◆ **Provided data**:
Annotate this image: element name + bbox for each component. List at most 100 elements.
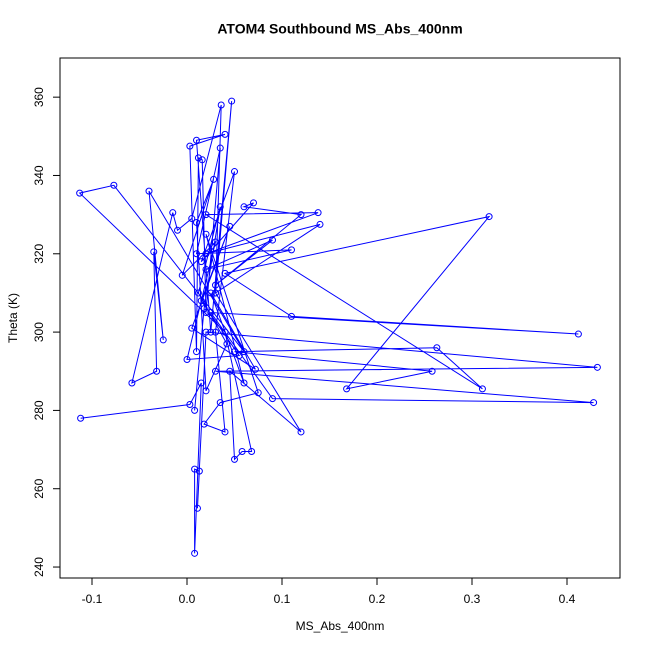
- data-point: [202, 309, 210, 317]
- x-tick-label: 0.4: [559, 592, 576, 606]
- data-point: [77, 414, 85, 422]
- data-point: [231, 348, 239, 356]
- data-point: [212, 281, 220, 289]
- data-point: [150, 248, 158, 256]
- data-point: [207, 289, 215, 297]
- data-point: [223, 340, 231, 348]
- data-point: [200, 305, 208, 313]
- data-point: [254, 389, 262, 397]
- data-point: [221, 130, 229, 138]
- data-point: [110, 181, 118, 189]
- data-point: [240, 379, 248, 387]
- data-point: [207, 328, 215, 336]
- data-point: [145, 187, 153, 195]
- x-tick-label: 0.0: [179, 592, 196, 606]
- data-point: [217, 101, 225, 109]
- data-point: [202, 250, 210, 258]
- data-point: [269, 395, 277, 403]
- data-point: [194, 154, 202, 162]
- data-point: [343, 385, 351, 393]
- data-point: [221, 269, 229, 277]
- y-tick-label: 280: [32, 400, 46, 420]
- y-tick-label: 320: [32, 243, 46, 263]
- x-tick-label: 0.1: [274, 592, 291, 606]
- data-point: [297, 428, 305, 436]
- x-axis-label: MS_Abs_400nm: [296, 619, 385, 633]
- data-point: [202, 211, 210, 219]
- data-point: [216, 203, 224, 211]
- data-point: [193, 136, 201, 144]
- data-point: [197, 379, 205, 387]
- data-point: [221, 328, 229, 336]
- chart-title: ATOM4 Southbound MS_Abs_400nm: [217, 21, 462, 37]
- data-point: [202, 265, 210, 273]
- x-tick-label: 0.3: [464, 592, 481, 606]
- data-point: [251, 365, 259, 373]
- data-point: [269, 236, 277, 244]
- y-tick-label: 340: [32, 165, 46, 185]
- data-point: [297, 211, 305, 219]
- data-point: [590, 399, 598, 407]
- data-point: [250, 199, 258, 207]
- data-point: [212, 289, 220, 297]
- data-point: [194, 289, 202, 297]
- y-tick-label: 240: [32, 557, 46, 577]
- data-point: [226, 222, 234, 230]
- data-point: [212, 328, 220, 336]
- data-point: [202, 387, 210, 395]
- data-point: [212, 367, 220, 375]
- data-point: [197, 258, 205, 266]
- y-tick-label: 300: [32, 322, 46, 342]
- data-point: [238, 448, 246, 456]
- data-point: [191, 549, 199, 557]
- data-point: [191, 406, 199, 414]
- data-point: [197, 297, 205, 305]
- data-point: [231, 168, 239, 176]
- data-point: [193, 218, 201, 226]
- data-point: [128, 379, 136, 387]
- data-point: [288, 312, 296, 320]
- data-point: [240, 203, 248, 211]
- data-point: [195, 467, 203, 475]
- data-point: [478, 385, 486, 393]
- data-point: [235, 352, 243, 360]
- data-point: [183, 356, 191, 364]
- x-tick-label: 0.2: [369, 592, 386, 606]
- y-tick-label: 360: [32, 87, 46, 107]
- data-point: [228, 97, 236, 105]
- data-point: [159, 336, 167, 344]
- data-point: [188, 215, 196, 223]
- data-point: [240, 348, 248, 356]
- data-point: [248, 448, 256, 456]
- data-point: [193, 250, 201, 258]
- data-point: [202, 230, 210, 238]
- data-point: [202, 328, 210, 336]
- data-point: [193, 504, 201, 512]
- data-point: [574, 330, 582, 338]
- y-axis-label: Theta (K): [6, 293, 20, 343]
- data-point: [428, 367, 436, 375]
- data-point: [153, 367, 161, 375]
- data-point: [193, 348, 201, 356]
- data-point: [169, 209, 177, 217]
- data-point: [231, 455, 239, 463]
- data-point: [191, 465, 199, 473]
- data-line: [78, 101, 598, 554]
- data-point: [200, 420, 208, 428]
- data-point: [226, 367, 234, 375]
- data-point: [186, 142, 194, 150]
- data-point: [216, 399, 224, 407]
- data-point: [76, 189, 84, 197]
- data-point: [188, 324, 196, 332]
- data-point: [212, 238, 220, 246]
- data-point: [288, 246, 296, 254]
- data-point: [216, 144, 224, 152]
- data-point: [207, 309, 215, 317]
- y-tick-label: 260: [32, 478, 46, 498]
- data-point: [178, 271, 186, 279]
- data-point: [221, 428, 229, 436]
- data-point: [186, 401, 194, 409]
- data-point: [485, 213, 493, 221]
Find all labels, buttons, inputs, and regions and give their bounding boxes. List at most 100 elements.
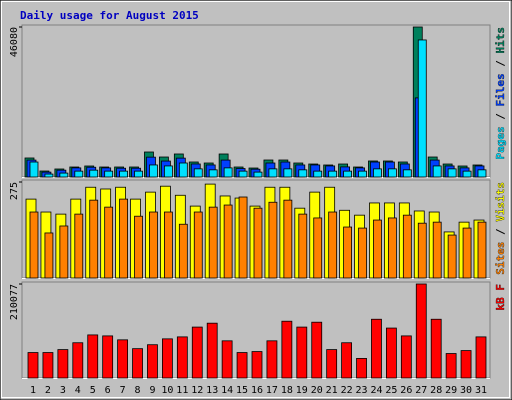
bar (208, 206, 218, 279)
bar (253, 207, 263, 279)
x-tick-label: 17 (266, 385, 278, 396)
bar (178, 223, 188, 279)
bar (373, 219, 382, 279)
bar (477, 221, 487, 279)
x-tick-label: 10 (161, 385, 173, 396)
bar (371, 318, 382, 379)
y-tick-label: 46080 (9, 27, 20, 57)
bar (402, 169, 412, 178)
bar (417, 222, 427, 279)
bar (432, 165, 442, 178)
x-tick-label: 24 (370, 385, 382, 396)
bar (147, 344, 158, 379)
legend-separator: / (494, 222, 507, 242)
x-tick-label: 29 (445, 385, 457, 396)
bar (223, 167, 233, 178)
bar (117, 339, 128, 379)
bar (268, 201, 278, 279)
bar (223, 204, 233, 279)
bar (74, 213, 84, 279)
legend: Pages / Files / Hits (494, 27, 507, 160)
bar (149, 164, 158, 178)
bar (385, 327, 397, 379)
bar (221, 340, 233, 379)
bar (163, 165, 173, 178)
bar (59, 172, 69, 178)
bar (161, 338, 173, 379)
x-tick-label: 27 (415, 385, 427, 396)
bar (400, 335, 412, 379)
x-tick-label: 13 (206, 385, 218, 396)
x-tick-label: 16 (251, 385, 263, 396)
legend-entry: Visits (494, 182, 507, 222)
bar (268, 168, 278, 178)
bar (328, 170, 338, 178)
bar (475, 336, 487, 379)
x-tick-label: 3 (60, 385, 66, 396)
bar (460, 350, 472, 379)
bar (341, 342, 353, 379)
bar (87, 334, 99, 379)
x-tick-label: 20 (311, 385, 323, 396)
legend: kB F (494, 284, 507, 311)
bar (358, 227, 367, 279)
bar (27, 352, 39, 379)
bar (430, 318, 442, 379)
bar (134, 215, 143, 279)
bar (296, 326, 308, 379)
y-tick-label: 210077 (9, 284, 20, 320)
bar (462, 170, 472, 178)
bar (402, 214, 412, 279)
bar (178, 162, 188, 178)
bar (283, 168, 293, 178)
bar (415, 283, 427, 379)
x-tick-label: 1 (30, 385, 36, 396)
chart-title: Daily usage for August 2015 (20, 9, 199, 22)
bar (102, 335, 114, 379)
x-tick-label: 8 (135, 385, 141, 396)
x-tick-label: 2 (45, 385, 51, 396)
bar (373, 168, 382, 178)
x-tick-label: 21 (326, 385, 338, 396)
bar (104, 170, 114, 178)
legend-entry: Sites (494, 242, 507, 275)
bar (89, 199, 99, 279)
x-tick-label: 4 (75, 385, 81, 396)
bar (328, 211, 338, 279)
x-tick-label: 15 (236, 385, 248, 396)
panel (21, 24, 491, 178)
bar (44, 232, 54, 279)
bar (193, 211, 203, 279)
bar (238, 170, 248, 178)
bar (356, 358, 367, 379)
bar (42, 352, 54, 379)
x-tick-label: 5 (90, 385, 96, 396)
x-tick-label: 30 (460, 385, 472, 396)
bar (266, 340, 278, 379)
bar (477, 169, 487, 178)
bar (387, 217, 397, 279)
bar (29, 161, 39, 178)
legend-entry: Hits (494, 27, 507, 54)
bar (206, 322, 218, 379)
legend-entry: kB F (494, 284, 507, 311)
x-tick-label: 6 (105, 385, 111, 396)
bar (313, 170, 323, 178)
bar (119, 198, 128, 279)
bar (193, 168, 203, 178)
x-tick-label: 25 (385, 385, 397, 396)
bar (462, 227, 472, 279)
bar (447, 234, 457, 279)
bar (104, 206, 114, 279)
bar (119, 170, 128, 178)
bar (29, 211, 39, 279)
bar (313, 217, 323, 279)
bar (432, 221, 442, 279)
x-tick-label: 22 (341, 385, 353, 396)
bar (89, 169, 99, 178)
bar (281, 320, 293, 379)
legend: Sites / Visits (494, 182, 507, 275)
legend-separator: / (494, 107, 507, 127)
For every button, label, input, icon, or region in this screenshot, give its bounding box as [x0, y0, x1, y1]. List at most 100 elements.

◆ **What you have to do**: Substitute "legend-item" for every "legend-entry" in the lines from the one with "bar (208, 206, 218, 279)" up to and including the one with "x-tick-label: 4 (75, 385, 81, 396)", and give those lines again with nothing else changed.

◆ **Final result**:
bar (208, 206, 218, 279)
bar (253, 207, 263, 279)
x-tick-label: 17 (266, 385, 278, 396)
bar (178, 223, 188, 279)
bar (373, 219, 382, 279)
bar (477, 221, 487, 279)
x-tick-label: 10 (161, 385, 173, 396)
bar (371, 318, 382, 379)
y-tick-label: 46080 (9, 27, 20, 57)
bar (402, 169, 412, 178)
bar (417, 222, 427, 279)
bar (432, 165, 442, 178)
x-tick-label: 24 (370, 385, 382, 396)
bar (147, 344, 158, 379)
legend-separator: / (494, 222, 507, 242)
x-tick-label: 29 (445, 385, 457, 396)
bar (223, 167, 233, 178)
bar (117, 339, 128, 379)
bar (268, 201, 278, 279)
bar (223, 204, 233, 279)
bar (74, 213, 84, 279)
legend: Pages / Files / Hits (494, 27, 507, 160)
bar (149, 164, 158, 178)
bar (385, 327, 397, 379)
bar (221, 340, 233, 379)
bar (163, 165, 173, 178)
bar (59, 172, 69, 178)
bar (161, 338, 173, 379)
x-tick-label: 27 (415, 385, 427, 396)
bar (400, 335, 412, 379)
x-tick-label: 13 (206, 385, 218, 396)
x-tick-label: 16 (251, 385, 263, 396)
legend-item: Visits (494, 182, 507, 222)
bar (268, 168, 278, 178)
bar (328, 170, 338, 178)
bar (475, 336, 487, 379)
x-tick-label: 3 (60, 385, 66, 396)
bar (460, 350, 472, 379)
bar (341, 342, 353, 379)
bar (87, 334, 99, 379)
x-tick-label: 20 (311, 385, 323, 396)
legend: kB F (494, 284, 507, 311)
bar (358, 227, 367, 279)
bar (27, 352, 39, 379)
bar (430, 318, 442, 379)
bar (134, 215, 143, 279)
bar (296, 326, 308, 379)
y-tick-label: 210077 (9, 284, 20, 320)
bar (462, 170, 472, 178)
bar (402, 214, 412, 279)
bar (178, 162, 188, 178)
bar (283, 168, 293, 178)
bar (415, 283, 427, 379)
x-tick-label: 1 (30, 385, 36, 396)
chart-title: Daily usage for August 2015 (20, 9, 199, 22)
bar (102, 335, 114, 379)
x-tick-label: 8 (135, 385, 141, 396)
x-tick-label: 2 (45, 385, 51, 396)
bar (373, 168, 382, 178)
x-tick-label: 21 (326, 385, 338, 396)
bar (104, 170, 114, 178)
legend-item: Sites (494, 242, 507, 275)
bar (89, 199, 99, 279)
x-tick-label: 4 (75, 385, 81, 396)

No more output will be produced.